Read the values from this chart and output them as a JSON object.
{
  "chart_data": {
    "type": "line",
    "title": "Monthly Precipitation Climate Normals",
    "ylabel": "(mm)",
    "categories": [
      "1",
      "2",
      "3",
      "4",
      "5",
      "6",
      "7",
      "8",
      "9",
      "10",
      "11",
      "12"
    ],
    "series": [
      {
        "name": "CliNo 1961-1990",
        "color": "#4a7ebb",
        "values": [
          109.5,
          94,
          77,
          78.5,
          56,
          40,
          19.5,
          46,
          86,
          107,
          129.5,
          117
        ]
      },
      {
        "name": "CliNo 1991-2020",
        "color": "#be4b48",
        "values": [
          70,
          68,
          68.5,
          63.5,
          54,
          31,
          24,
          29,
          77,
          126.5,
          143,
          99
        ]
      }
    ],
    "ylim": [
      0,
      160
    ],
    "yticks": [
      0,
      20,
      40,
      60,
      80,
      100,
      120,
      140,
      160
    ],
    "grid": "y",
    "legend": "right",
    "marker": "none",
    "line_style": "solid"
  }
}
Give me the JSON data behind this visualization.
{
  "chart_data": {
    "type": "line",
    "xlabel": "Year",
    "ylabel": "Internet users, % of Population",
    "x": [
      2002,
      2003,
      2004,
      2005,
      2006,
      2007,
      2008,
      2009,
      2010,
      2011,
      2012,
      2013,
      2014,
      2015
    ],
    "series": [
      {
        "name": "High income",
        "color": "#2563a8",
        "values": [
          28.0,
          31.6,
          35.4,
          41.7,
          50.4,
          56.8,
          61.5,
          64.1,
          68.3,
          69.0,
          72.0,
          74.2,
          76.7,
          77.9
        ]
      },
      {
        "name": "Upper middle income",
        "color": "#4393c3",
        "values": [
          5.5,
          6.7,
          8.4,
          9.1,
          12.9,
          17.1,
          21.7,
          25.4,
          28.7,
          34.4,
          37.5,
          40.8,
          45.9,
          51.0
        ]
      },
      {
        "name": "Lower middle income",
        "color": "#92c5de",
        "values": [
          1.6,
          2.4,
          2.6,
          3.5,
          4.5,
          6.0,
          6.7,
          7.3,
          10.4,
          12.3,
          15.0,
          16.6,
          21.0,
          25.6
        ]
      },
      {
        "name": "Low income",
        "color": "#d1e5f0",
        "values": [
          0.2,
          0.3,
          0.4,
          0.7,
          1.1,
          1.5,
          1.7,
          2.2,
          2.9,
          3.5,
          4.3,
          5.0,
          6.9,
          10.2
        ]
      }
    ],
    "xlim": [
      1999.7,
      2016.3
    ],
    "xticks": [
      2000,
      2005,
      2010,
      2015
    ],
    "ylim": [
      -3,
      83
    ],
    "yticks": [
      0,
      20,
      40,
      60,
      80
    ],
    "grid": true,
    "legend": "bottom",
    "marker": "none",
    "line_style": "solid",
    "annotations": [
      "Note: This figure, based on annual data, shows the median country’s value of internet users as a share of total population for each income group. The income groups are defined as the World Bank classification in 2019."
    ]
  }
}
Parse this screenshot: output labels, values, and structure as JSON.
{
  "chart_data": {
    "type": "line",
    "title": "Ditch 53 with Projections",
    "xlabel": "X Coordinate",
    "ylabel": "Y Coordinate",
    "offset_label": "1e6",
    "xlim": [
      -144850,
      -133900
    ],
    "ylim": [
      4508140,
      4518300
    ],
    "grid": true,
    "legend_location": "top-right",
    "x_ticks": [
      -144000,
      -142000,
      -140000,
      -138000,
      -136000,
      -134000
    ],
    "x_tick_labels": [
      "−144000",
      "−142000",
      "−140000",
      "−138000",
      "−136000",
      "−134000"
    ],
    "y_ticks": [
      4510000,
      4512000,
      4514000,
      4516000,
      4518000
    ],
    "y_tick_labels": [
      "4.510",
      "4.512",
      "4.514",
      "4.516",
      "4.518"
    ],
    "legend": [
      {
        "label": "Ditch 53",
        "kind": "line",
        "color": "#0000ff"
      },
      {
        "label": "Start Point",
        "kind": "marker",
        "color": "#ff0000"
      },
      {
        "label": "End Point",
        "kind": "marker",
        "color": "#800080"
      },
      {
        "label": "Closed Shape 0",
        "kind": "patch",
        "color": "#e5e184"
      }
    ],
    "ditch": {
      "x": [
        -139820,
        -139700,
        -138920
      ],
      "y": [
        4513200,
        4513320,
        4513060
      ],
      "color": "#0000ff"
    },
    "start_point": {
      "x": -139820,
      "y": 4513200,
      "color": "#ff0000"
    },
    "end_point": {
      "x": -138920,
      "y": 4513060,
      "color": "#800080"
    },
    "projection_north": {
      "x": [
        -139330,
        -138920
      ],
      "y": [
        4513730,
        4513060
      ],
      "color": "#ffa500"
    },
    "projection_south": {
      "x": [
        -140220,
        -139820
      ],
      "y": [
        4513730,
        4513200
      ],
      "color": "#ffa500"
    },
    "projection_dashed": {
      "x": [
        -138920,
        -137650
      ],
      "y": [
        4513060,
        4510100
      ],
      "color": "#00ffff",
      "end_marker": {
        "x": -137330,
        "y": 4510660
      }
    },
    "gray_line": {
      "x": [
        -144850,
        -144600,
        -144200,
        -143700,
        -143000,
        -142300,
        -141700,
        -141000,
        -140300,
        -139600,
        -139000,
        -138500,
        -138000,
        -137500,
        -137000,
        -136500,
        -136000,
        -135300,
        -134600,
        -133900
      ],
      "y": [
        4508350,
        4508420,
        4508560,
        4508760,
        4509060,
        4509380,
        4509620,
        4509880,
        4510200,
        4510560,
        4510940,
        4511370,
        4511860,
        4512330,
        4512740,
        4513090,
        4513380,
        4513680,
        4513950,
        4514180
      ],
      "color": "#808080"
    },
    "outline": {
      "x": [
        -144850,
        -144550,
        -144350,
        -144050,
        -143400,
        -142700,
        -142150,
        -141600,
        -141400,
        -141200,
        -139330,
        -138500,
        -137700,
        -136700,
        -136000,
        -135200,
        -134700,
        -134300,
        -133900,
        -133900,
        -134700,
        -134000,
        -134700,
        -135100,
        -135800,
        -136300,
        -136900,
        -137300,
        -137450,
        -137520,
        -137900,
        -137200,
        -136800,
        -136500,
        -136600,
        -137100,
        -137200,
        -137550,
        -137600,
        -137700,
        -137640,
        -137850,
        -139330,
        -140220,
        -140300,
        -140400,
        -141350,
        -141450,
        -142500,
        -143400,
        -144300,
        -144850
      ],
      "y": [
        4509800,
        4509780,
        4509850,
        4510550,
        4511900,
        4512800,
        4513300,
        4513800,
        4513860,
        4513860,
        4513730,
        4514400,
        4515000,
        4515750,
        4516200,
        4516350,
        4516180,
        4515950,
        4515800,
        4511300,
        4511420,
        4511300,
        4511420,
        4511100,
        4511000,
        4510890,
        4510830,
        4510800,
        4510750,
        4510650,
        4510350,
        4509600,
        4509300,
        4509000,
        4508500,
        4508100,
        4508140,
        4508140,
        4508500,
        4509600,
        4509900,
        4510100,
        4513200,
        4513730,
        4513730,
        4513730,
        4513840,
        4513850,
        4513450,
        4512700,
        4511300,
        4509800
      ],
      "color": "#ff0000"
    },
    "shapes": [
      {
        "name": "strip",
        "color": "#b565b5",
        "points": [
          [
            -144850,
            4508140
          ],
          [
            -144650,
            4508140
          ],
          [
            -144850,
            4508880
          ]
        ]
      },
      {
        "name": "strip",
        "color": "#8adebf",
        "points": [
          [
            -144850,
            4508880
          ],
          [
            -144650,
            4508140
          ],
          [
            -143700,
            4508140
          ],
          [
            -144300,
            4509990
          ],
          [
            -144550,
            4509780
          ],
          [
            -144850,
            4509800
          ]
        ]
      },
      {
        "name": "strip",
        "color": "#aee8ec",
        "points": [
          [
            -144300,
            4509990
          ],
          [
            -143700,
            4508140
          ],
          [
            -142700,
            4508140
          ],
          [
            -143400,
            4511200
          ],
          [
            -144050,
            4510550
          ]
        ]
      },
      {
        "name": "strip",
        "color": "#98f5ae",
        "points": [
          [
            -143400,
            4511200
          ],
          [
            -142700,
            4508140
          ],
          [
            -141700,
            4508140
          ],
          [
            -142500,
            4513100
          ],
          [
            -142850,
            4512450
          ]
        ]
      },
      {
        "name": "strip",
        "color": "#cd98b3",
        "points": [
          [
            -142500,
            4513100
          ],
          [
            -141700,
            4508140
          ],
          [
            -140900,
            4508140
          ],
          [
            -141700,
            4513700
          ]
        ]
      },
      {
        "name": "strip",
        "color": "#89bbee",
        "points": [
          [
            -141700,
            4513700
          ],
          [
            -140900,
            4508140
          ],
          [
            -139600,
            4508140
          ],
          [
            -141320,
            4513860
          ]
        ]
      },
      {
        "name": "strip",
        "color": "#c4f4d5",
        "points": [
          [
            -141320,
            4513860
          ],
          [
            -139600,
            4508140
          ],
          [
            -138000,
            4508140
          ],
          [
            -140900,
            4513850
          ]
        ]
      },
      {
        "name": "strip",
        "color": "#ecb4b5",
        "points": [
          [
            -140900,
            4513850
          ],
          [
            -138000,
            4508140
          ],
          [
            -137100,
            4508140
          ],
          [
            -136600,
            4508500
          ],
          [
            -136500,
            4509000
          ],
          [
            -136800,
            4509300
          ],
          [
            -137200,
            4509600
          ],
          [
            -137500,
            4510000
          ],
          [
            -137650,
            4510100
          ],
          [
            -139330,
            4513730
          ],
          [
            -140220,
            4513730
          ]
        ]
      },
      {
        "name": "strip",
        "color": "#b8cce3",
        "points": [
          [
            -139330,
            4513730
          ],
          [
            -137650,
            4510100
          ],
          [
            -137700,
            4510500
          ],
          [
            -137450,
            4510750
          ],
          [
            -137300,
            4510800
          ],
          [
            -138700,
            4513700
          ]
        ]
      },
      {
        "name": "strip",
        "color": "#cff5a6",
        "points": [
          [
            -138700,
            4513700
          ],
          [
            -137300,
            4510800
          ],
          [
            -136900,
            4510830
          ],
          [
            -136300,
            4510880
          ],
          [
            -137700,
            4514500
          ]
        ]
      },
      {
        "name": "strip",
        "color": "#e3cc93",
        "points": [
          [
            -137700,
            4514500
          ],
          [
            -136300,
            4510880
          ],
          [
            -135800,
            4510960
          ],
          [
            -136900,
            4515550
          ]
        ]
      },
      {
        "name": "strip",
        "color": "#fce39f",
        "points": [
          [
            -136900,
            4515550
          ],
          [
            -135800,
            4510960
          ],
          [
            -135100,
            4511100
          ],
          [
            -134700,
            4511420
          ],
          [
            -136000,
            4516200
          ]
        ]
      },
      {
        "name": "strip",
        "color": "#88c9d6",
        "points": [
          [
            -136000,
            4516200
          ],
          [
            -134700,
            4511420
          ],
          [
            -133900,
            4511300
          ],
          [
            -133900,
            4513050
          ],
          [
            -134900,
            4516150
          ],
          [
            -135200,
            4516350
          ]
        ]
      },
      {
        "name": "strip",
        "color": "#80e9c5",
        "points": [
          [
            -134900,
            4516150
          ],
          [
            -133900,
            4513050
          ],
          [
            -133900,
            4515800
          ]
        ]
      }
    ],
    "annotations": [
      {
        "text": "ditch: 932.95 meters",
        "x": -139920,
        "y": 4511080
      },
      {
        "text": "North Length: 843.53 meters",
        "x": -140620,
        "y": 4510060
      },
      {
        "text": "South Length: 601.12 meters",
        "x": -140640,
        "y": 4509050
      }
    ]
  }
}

*****

■ DESCRIPTION OF THE TASK:
Copy all lines in the listing above where the string "CliNo" appears.

■ RESULT FOR THIS EXERCISE:
        "name": "CliNo 1961-1990",
        "name": "CliNo 1991-2020",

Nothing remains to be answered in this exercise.